━━ Stored rows ━━

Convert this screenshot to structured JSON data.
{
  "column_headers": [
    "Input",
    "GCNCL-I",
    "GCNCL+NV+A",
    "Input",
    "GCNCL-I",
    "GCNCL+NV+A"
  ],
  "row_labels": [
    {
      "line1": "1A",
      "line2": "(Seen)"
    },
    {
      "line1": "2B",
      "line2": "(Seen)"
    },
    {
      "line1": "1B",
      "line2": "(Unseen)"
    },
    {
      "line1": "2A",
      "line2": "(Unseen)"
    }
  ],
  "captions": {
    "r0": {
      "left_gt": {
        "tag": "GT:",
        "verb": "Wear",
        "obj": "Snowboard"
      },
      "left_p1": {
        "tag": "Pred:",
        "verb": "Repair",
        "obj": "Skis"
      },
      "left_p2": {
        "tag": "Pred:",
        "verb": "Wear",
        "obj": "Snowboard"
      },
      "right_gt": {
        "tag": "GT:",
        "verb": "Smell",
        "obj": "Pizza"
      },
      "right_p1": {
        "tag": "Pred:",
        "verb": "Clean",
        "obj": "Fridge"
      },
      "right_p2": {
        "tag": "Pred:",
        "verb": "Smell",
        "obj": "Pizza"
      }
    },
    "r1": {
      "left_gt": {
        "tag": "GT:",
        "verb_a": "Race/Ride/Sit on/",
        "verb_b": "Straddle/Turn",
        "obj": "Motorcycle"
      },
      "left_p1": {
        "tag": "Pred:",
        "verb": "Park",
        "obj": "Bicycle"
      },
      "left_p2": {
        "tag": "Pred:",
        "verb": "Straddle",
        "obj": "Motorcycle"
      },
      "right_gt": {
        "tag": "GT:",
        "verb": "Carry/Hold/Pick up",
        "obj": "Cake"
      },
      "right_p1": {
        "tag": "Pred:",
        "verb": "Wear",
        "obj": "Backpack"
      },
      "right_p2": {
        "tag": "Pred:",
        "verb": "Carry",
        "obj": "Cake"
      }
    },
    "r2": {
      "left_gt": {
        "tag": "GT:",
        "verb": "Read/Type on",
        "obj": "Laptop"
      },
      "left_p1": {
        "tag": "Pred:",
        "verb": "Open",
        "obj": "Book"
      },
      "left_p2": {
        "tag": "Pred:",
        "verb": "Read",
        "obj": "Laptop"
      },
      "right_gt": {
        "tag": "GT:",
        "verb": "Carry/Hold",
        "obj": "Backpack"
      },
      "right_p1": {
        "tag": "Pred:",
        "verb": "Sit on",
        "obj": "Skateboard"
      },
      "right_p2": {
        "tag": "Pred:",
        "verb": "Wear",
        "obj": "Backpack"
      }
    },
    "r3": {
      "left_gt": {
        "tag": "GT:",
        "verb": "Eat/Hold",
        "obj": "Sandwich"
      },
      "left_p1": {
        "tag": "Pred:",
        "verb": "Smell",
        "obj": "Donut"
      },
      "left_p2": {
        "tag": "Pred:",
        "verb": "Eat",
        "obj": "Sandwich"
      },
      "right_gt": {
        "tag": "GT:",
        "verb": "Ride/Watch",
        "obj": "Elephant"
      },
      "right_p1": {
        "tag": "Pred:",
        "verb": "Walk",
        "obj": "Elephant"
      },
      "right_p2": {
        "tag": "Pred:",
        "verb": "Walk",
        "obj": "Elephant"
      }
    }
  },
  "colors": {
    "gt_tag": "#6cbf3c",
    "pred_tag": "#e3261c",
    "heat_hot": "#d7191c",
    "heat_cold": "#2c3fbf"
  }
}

━━━

Reproduce the records in full, exactly as written.

• [Response]:
Convert this screenshot to structured JSON data.
{
  "column_headers": [
    "Input",
    "GCNCL-I",
    "GCNCL+NV+A",
    "Input",
    "GCNCL-I",
    "GCNCL+NV+A"
  ],
  "row_labels": [
    {
      "line1": "1A",
      "line2": "(Seen)"
    },
    {
      "line1": "2B",
      "line2": "(Seen)"
    },
    {
      "line1": "1B",
      "line2": "(Unseen)"
    },
    {
      "line1": "2A",
      "line2": "(Unseen)"
    }
  ],
  "captions": {
    "r0": {
      "left_gt": {
        "tag": "GT:",
        "verb": "Wear",
        "obj": "Snowboard"
      },
      "left_p1": {
        "tag": "Pred:",
        "verb": "Repair",
        "obj": "Skis"
      },
      "left_p2": {
        "tag": "Pred:",
        "verb": "Wear",
        "obj": "Snowboard"
      },
      "right_gt": {
        "tag": "GT:",
        "verb": "Smell",
        "obj": "Pizza"
      },
      "right_p1": {
        "tag": "Pred:",
        "verb": "Clean",
        "obj": "Fridge"
      },
      "right_p2": {
        "tag": "Pred:",
        "verb": "Smell",
        "obj": "Pizza"
      }
    },
    "r1": {
      "left_gt": {
        "tag": "GT:",
        "verb_a": "Race/Ride/Sit on/",
        "verb_b": "Straddle/Turn",
        "obj": "Motorcycle"
      },
      "left_p1": {
        "tag": "Pred:",
        "verb": "Park",
        "obj": "Bicycle"
      },
      "left_p2": {
        "tag": "Pred:",
        "verb": "Straddle",
        "obj": "Motorcycle"
      },
      "right_gt": {
        "tag": "GT:",
        "verb": "Carry/Hold/Pick up",
        "obj": "Cake"
      },
      "right_p1": {
        "tag": "Pred:",
        "verb": "Wear",
        "obj": "Backpack"
      },
      "right_p2": {
        "tag": "Pred:",
        "verb": "Carry",
        "obj": "Cake"
      }
    },
    "r2": {
      "left_gt": {
        "tag": "GT:",
        "verb": "Read/Type on",
        "obj": "Laptop"
      },
      "left_p1": {
        "tag": "Pred:",
        "verb": "Open",
        "obj": "Book"
      },
      "left_p2": {
        "tag": "Pred:",
        "verb": "Read",
        "obj": "Laptop"
      },
      "right_gt": {
        "tag": "GT:",
        "verb": "Carry/Hold",
        "obj": "Backpack"
      },
      "right_p1": {
        "tag": "Pred:",
        "verb": "Sit on",
        "obj": "Skateboard"
      },
      "right_p2": {
        "tag": "Pred:",
        "verb": "Wear",
        "obj": "Backpack"
      }
    },
    "r3": {
      "left_gt": {
        "tag": "GT:",
        "verb": "Eat/Hold",
        "obj": "Sandwich"
      },
      "left_p1": {
        "tag": "Pred:",
        "verb": "Smell",
        "obj": "Donut"
      },
      "left_p2": {
        "tag": "Pred:",
        "verb": "Eat",
        "obj": "Sandwich"
      },
      "right_gt": {
        "tag": "GT:",
        "verb": "Ride/Watch",
        "obj": "Elephant"
      },
      "right_p1": {
        "tag": "Pred:",
        "verb": "Walk",
        "obj": "Elephant"
      },
      "right_p2": {
        "tag": "Pred:",
        "verb": "Walk",
        "obj": "Elephant"
      }
    }
  },
  "colors": {
    "gt_tag": "#6cbf3c",
    "pred_tag": "#e3261c",
    "heat_hot": "#d7191c",
    "heat_cold": "#2c3fbf"
  }
}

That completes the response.